Dataset records:
▼

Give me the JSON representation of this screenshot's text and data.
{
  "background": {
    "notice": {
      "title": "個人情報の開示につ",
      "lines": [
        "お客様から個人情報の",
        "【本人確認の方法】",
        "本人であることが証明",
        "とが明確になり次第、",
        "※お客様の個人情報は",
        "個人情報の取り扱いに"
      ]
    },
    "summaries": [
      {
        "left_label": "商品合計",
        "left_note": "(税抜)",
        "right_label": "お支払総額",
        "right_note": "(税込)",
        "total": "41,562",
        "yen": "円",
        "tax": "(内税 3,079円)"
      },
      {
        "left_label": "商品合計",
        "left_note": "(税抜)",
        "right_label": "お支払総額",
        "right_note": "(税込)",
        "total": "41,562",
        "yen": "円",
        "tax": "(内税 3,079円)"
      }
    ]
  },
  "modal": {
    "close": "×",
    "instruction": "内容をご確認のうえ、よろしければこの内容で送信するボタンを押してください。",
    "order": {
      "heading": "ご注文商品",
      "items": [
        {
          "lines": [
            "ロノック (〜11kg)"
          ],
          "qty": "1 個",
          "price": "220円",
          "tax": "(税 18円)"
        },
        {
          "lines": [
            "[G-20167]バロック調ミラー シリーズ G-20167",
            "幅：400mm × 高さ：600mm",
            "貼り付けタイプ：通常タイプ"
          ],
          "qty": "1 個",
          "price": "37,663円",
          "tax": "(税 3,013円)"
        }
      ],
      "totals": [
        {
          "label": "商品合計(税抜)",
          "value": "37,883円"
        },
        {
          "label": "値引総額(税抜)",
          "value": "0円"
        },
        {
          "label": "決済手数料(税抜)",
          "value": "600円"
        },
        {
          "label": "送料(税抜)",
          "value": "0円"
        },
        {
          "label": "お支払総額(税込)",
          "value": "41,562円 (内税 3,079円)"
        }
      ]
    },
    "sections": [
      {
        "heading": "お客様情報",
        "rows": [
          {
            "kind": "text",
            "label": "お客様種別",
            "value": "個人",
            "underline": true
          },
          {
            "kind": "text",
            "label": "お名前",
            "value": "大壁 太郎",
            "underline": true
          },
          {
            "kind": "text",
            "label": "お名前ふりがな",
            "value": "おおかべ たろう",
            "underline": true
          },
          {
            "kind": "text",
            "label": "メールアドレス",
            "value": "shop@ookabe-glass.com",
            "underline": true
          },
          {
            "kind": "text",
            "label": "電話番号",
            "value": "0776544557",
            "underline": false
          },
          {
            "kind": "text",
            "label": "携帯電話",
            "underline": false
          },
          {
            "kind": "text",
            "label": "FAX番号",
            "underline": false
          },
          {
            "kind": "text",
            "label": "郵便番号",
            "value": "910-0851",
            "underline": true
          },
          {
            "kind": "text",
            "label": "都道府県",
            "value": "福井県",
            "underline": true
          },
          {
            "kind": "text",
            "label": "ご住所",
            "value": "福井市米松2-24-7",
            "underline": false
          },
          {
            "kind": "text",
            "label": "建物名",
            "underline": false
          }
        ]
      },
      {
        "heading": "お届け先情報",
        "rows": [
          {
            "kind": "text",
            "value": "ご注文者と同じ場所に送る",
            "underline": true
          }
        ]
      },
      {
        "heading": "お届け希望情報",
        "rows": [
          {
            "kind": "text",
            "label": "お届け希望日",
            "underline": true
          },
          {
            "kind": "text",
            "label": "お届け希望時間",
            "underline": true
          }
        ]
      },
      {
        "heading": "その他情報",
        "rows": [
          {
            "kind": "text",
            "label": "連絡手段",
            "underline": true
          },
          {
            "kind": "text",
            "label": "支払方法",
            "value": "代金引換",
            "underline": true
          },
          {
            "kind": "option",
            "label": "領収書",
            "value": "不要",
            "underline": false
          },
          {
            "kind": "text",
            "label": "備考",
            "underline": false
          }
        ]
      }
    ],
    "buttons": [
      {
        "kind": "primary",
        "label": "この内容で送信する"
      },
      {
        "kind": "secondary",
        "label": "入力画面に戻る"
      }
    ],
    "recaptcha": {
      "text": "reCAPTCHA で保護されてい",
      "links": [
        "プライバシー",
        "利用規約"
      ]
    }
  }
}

▲

DIRECTIONS FOR THIS TASK:
Extract every line above that contains the word "heading".

THE RESULT:
      "heading": "ご注文商品",
        "heading": "お客様情報",
        "heading": "お届け先情報",
        "heading": "お届け希望情報",
        "heading": "その他情報",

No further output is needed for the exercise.